**Short exercise:**
From the listing below, extract every line in which the word "this" appears.

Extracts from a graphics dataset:

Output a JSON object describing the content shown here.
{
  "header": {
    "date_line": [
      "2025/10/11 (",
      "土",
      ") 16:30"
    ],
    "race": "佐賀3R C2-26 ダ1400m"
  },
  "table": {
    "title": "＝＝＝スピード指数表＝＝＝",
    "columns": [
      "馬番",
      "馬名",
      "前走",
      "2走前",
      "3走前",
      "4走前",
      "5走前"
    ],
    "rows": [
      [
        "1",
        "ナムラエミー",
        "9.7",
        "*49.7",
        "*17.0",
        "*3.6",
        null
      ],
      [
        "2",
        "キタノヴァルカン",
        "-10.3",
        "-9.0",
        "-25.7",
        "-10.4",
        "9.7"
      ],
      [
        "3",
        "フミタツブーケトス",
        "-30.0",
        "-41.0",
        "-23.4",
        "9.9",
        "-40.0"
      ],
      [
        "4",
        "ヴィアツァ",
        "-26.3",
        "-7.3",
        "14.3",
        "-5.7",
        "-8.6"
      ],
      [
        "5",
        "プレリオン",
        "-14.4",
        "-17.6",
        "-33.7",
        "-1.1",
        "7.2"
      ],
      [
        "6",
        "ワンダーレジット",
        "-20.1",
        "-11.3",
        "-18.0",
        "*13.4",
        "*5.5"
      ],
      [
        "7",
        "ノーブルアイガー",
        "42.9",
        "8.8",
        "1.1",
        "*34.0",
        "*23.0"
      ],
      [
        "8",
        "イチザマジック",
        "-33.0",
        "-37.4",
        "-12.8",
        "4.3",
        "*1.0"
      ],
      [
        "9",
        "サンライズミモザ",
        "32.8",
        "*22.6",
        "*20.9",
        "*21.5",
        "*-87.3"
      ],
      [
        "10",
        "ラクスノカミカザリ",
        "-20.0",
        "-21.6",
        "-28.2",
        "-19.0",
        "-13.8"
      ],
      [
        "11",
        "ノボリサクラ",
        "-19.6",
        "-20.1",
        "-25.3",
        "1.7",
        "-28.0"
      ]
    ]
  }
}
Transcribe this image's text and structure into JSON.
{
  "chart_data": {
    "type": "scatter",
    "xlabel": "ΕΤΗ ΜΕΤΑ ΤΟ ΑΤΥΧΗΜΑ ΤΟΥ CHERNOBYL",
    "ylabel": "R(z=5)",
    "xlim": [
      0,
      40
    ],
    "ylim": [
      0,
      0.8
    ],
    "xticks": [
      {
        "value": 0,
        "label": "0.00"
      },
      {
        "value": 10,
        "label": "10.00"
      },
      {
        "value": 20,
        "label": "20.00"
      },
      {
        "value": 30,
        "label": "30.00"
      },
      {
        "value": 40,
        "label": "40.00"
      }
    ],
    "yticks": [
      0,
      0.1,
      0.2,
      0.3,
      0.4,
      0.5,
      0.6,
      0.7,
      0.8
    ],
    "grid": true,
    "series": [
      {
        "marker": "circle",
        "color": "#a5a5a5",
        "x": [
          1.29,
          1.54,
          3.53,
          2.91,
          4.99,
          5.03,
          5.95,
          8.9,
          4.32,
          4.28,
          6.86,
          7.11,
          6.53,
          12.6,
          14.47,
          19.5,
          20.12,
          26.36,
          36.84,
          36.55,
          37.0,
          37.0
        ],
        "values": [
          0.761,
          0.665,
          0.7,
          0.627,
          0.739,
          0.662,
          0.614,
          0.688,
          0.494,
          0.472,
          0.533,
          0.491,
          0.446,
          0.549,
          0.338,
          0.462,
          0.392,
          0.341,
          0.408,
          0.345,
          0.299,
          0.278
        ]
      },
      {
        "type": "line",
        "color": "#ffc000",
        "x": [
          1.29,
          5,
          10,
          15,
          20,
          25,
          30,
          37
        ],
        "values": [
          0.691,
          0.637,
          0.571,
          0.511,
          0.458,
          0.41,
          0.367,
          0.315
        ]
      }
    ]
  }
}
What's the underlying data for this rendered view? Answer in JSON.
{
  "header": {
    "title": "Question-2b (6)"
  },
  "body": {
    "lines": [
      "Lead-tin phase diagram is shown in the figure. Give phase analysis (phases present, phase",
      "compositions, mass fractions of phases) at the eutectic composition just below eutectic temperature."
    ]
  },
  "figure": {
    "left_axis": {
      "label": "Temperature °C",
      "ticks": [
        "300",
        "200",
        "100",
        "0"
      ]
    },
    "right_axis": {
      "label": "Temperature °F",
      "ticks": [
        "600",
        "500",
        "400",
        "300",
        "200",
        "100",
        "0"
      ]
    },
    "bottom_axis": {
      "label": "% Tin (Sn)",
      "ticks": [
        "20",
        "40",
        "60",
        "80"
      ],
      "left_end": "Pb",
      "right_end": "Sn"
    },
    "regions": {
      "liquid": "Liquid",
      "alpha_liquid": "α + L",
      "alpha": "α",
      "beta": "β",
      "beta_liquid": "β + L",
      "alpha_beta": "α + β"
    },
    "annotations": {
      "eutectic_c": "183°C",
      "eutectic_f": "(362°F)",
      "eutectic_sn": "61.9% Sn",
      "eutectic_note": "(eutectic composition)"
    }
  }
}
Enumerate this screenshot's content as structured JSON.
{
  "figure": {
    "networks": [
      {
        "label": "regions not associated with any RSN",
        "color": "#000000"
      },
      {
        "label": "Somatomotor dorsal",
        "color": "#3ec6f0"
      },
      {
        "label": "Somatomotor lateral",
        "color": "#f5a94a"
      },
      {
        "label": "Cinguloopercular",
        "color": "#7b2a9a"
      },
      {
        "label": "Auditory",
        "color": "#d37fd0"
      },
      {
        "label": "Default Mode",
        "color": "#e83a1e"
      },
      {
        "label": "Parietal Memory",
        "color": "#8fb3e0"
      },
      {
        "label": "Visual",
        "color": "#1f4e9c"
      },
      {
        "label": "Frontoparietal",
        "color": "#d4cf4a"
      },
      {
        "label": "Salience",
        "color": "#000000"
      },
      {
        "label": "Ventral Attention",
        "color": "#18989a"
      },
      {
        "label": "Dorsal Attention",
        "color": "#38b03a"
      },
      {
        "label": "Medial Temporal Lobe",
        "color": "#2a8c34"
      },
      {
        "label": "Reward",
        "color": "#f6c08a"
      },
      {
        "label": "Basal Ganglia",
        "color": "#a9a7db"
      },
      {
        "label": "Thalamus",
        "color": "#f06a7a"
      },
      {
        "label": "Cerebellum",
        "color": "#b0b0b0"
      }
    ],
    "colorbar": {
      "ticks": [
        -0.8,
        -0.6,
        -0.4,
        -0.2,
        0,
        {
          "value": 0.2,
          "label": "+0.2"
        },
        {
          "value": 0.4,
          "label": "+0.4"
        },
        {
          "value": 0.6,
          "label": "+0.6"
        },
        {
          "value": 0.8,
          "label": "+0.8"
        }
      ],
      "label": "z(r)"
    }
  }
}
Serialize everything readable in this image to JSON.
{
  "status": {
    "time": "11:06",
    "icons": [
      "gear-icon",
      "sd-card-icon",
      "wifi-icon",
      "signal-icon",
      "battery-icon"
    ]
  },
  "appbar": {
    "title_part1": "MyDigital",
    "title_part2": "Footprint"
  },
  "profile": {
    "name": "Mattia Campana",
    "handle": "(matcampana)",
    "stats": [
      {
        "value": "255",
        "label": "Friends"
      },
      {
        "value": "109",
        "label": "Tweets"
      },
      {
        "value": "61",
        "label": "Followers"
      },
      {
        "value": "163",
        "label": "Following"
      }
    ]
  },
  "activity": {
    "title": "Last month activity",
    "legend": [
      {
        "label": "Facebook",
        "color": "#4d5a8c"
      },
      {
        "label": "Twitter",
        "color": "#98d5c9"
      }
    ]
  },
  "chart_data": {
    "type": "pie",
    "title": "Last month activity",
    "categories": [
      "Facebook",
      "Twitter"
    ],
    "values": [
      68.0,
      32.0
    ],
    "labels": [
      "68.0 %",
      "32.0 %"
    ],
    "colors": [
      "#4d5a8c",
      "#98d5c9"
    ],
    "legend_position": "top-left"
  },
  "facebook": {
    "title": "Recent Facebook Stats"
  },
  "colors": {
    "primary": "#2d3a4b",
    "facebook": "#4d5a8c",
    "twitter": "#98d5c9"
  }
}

**Expected answer:**
Transcribe this image's text and structure into JSON.
What's the underlying data for this rendered view? Answer in JSON.
Enumerate this screenshot's content as structured JSON.
Serialize everything readable in this image to JSON.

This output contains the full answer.